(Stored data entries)
+++

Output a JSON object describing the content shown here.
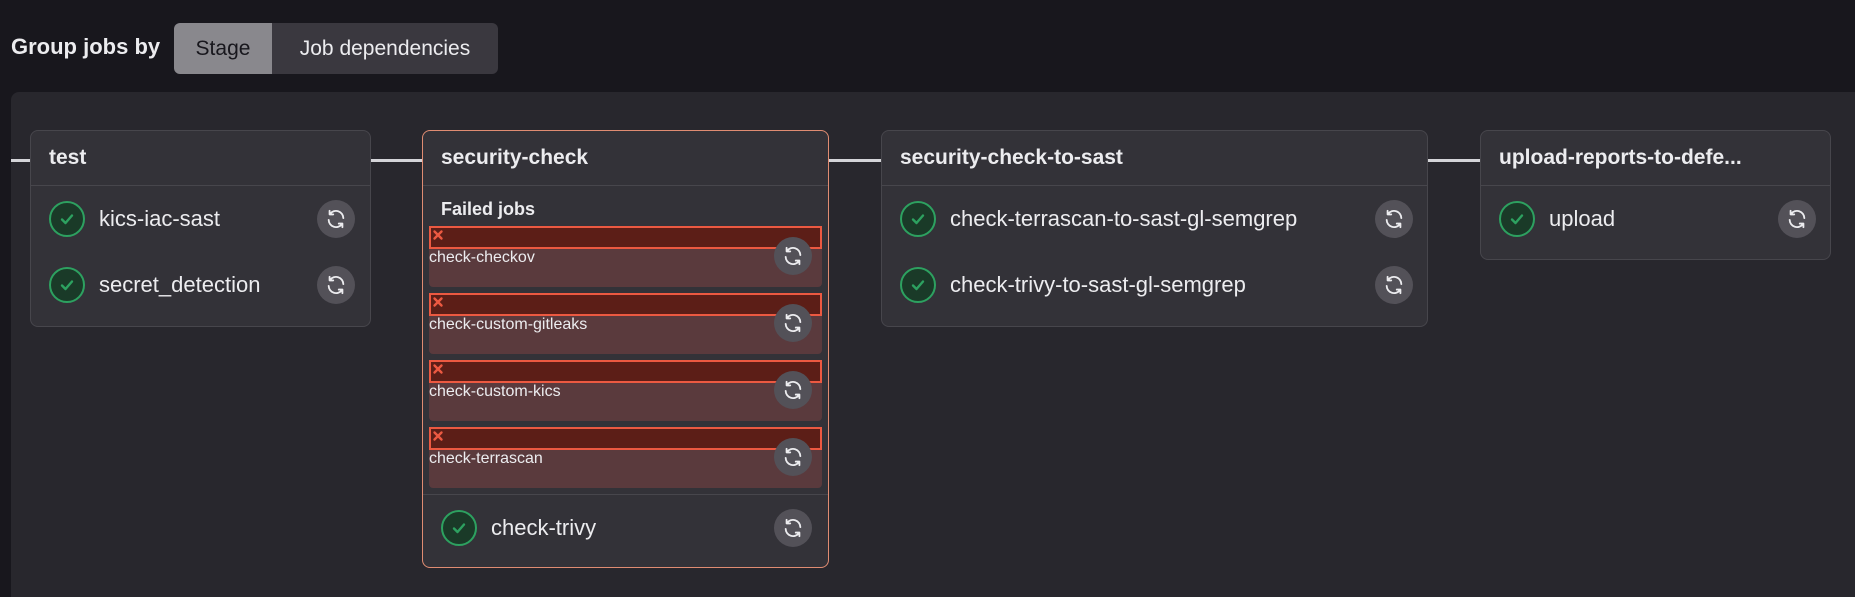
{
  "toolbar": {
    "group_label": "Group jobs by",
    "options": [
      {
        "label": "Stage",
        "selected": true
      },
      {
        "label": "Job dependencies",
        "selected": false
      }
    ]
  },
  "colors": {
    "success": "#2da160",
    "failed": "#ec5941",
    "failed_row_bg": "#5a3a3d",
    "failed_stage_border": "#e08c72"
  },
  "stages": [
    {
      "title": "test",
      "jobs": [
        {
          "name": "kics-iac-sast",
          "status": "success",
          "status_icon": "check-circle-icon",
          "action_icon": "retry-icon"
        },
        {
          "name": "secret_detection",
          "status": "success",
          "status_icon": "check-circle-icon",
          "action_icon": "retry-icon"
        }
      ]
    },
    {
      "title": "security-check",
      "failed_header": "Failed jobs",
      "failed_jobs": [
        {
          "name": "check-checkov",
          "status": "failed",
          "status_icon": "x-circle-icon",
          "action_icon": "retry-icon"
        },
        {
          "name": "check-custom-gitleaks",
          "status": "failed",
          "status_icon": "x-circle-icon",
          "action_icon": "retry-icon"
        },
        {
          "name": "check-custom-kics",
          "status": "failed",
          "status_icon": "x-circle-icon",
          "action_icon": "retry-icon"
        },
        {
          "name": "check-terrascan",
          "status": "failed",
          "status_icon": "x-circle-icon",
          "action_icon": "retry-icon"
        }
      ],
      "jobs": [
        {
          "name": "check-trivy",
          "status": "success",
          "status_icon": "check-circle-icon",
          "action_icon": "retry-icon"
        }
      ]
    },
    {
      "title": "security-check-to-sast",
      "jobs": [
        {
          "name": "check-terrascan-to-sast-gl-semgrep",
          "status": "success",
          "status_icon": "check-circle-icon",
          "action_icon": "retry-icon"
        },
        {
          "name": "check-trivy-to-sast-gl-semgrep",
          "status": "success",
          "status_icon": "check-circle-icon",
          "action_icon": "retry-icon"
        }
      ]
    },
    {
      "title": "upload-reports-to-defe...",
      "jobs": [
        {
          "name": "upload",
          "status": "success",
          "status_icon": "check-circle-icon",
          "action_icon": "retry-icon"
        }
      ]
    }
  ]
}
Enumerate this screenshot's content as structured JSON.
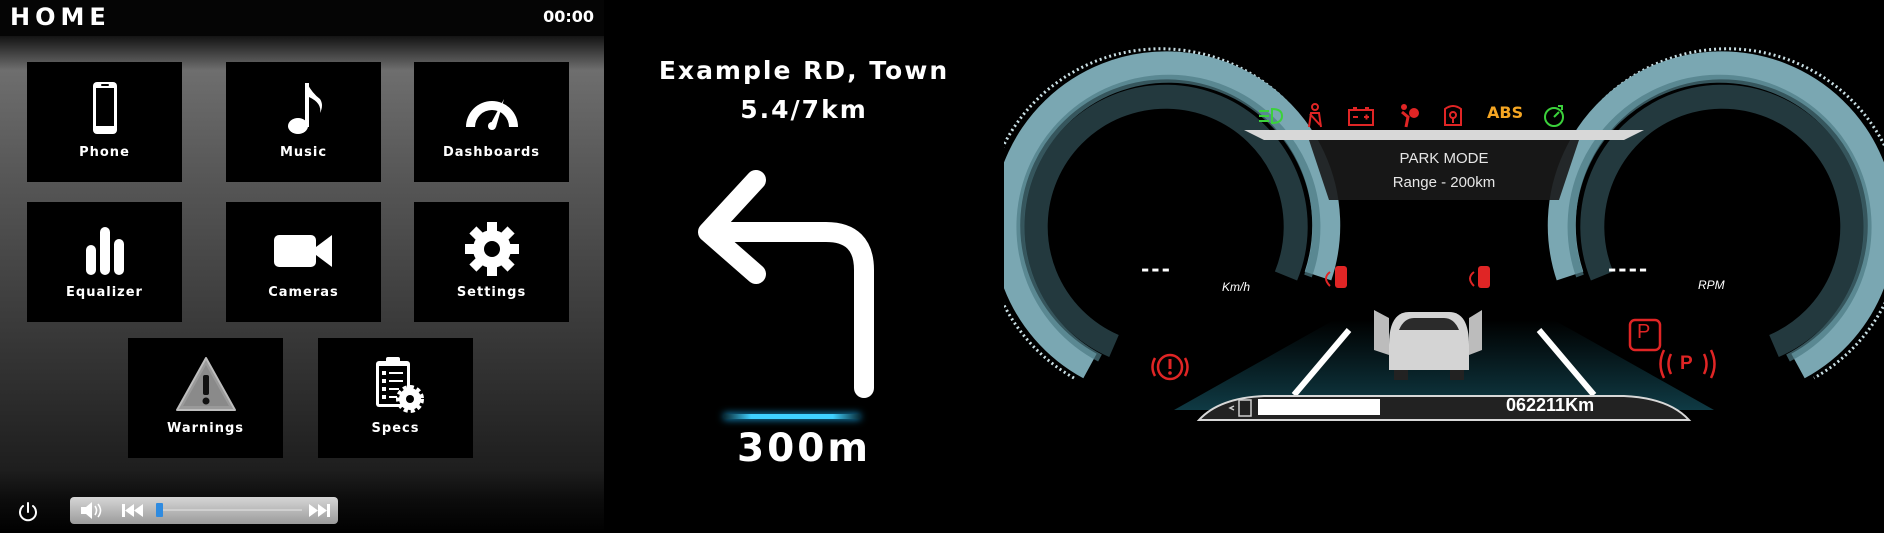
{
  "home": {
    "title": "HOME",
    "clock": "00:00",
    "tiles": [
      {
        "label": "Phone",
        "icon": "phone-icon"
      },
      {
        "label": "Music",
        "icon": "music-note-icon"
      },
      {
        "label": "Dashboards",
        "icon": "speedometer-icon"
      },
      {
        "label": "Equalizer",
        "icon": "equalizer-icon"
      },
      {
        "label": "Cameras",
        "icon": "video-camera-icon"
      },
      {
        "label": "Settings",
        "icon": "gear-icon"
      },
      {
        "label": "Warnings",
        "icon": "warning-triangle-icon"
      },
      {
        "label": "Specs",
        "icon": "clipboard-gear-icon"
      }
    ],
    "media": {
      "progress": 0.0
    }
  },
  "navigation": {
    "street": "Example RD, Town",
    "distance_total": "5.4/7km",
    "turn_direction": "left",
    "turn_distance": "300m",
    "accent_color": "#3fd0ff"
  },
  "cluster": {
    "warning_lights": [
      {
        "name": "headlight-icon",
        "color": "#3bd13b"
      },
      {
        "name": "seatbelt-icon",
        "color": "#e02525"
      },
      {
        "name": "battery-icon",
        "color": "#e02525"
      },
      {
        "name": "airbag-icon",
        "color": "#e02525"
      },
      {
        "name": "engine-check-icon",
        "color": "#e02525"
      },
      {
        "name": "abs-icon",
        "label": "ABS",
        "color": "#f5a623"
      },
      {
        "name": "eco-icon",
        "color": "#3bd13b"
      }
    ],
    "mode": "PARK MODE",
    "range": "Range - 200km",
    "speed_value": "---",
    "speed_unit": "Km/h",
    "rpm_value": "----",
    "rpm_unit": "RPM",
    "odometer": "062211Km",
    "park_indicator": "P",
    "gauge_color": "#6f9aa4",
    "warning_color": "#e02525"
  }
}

+++

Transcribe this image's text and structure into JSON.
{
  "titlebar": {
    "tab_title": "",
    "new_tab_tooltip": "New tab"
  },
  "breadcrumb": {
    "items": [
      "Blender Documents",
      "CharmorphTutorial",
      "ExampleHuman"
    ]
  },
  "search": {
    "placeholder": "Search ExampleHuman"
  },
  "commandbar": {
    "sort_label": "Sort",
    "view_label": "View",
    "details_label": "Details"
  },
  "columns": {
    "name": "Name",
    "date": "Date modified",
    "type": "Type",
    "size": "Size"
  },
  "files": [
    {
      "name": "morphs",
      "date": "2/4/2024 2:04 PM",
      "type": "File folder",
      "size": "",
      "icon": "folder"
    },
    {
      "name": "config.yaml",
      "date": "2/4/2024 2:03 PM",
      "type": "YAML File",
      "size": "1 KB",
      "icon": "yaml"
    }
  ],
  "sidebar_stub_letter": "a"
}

+++

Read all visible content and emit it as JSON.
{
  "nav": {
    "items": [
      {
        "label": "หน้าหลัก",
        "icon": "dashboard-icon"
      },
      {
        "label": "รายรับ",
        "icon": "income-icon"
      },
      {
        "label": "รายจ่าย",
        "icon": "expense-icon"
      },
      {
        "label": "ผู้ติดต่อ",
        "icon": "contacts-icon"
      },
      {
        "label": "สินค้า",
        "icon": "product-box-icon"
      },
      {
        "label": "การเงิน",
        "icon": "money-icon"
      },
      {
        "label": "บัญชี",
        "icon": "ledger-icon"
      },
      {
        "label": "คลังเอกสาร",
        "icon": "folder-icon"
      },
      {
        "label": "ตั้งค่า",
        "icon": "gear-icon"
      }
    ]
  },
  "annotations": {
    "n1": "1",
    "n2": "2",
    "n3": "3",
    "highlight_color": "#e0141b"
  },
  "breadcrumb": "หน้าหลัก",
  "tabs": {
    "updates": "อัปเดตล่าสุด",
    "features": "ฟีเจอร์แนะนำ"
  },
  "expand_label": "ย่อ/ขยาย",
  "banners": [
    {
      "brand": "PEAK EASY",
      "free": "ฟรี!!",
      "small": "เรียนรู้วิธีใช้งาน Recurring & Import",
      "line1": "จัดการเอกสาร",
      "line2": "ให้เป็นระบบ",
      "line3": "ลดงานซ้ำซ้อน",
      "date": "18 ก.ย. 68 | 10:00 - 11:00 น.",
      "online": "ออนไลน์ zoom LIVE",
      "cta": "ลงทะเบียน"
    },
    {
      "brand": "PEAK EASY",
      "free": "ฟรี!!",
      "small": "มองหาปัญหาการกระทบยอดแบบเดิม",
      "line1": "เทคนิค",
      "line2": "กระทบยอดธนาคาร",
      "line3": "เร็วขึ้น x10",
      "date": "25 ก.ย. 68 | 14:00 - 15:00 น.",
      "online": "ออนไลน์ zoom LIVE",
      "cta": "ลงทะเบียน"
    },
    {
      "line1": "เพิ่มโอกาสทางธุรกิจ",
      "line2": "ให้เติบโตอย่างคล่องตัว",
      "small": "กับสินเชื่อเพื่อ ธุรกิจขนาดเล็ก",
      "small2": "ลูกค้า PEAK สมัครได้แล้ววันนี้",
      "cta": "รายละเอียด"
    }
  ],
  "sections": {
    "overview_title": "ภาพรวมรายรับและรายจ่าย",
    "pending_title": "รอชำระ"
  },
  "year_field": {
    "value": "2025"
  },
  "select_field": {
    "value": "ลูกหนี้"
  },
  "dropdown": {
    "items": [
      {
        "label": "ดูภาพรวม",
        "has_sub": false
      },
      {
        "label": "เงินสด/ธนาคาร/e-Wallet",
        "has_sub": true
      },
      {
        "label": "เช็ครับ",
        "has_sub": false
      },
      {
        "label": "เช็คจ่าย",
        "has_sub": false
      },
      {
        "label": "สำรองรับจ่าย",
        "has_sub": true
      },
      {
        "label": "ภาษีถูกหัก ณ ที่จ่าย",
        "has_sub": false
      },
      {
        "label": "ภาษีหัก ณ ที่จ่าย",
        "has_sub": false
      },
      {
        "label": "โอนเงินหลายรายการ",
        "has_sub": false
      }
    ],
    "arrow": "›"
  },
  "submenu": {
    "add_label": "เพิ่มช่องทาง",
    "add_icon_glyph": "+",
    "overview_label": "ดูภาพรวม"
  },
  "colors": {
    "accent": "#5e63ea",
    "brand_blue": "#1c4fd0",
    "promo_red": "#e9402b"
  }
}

+++

WHAT THE TASK REQUIRES →
State how many lines of the records above contain "sast", with no words besides the number.

THE RESULT →
4